* Start Provided records *
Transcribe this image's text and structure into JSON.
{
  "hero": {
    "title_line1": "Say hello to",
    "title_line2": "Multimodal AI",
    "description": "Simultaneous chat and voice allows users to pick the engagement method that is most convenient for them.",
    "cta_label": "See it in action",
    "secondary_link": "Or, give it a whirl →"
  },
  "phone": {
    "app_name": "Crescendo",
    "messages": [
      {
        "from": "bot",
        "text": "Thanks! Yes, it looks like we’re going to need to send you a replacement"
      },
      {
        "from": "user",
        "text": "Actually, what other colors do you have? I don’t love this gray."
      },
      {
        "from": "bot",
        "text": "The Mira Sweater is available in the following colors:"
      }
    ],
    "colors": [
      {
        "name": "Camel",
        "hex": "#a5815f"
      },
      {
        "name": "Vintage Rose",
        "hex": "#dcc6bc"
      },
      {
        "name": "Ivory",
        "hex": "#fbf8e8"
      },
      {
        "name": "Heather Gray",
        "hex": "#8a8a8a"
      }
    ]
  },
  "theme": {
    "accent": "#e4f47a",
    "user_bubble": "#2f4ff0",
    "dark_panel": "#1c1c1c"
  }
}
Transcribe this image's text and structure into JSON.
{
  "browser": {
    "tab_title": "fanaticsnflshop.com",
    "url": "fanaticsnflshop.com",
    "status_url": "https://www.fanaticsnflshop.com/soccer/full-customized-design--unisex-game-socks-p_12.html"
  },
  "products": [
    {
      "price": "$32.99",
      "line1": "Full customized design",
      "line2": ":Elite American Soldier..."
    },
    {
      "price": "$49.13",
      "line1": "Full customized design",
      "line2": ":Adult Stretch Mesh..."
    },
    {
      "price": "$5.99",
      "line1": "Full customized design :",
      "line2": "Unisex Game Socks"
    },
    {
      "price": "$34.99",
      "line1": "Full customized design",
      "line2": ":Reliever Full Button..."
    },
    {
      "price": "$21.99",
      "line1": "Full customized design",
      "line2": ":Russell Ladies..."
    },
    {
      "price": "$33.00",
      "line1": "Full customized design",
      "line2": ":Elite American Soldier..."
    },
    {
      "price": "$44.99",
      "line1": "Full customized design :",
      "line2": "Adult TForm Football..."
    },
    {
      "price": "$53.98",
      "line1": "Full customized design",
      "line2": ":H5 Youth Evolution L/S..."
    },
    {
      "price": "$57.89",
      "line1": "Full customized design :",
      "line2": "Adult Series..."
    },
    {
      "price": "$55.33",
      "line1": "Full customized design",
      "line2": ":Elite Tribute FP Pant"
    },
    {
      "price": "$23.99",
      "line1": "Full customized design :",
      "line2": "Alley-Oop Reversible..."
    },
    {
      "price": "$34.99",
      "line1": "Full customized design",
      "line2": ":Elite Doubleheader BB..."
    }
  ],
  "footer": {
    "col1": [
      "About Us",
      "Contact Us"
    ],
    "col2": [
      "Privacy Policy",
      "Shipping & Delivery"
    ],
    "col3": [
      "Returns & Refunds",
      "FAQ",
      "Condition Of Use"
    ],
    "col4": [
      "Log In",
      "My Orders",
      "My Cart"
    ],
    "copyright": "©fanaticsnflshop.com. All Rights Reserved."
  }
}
* End Provided records *
- _Work instructions_
From the listing above, pick out every line containing "Elite".

- _Solved exercise_
      "line2": ":Elite American Soldier..."
      "line2": ":Elite American Soldier..."
      "line2": ":Elite Tribute FP Pant"
      "line2": ":Elite Doubleheader BB..."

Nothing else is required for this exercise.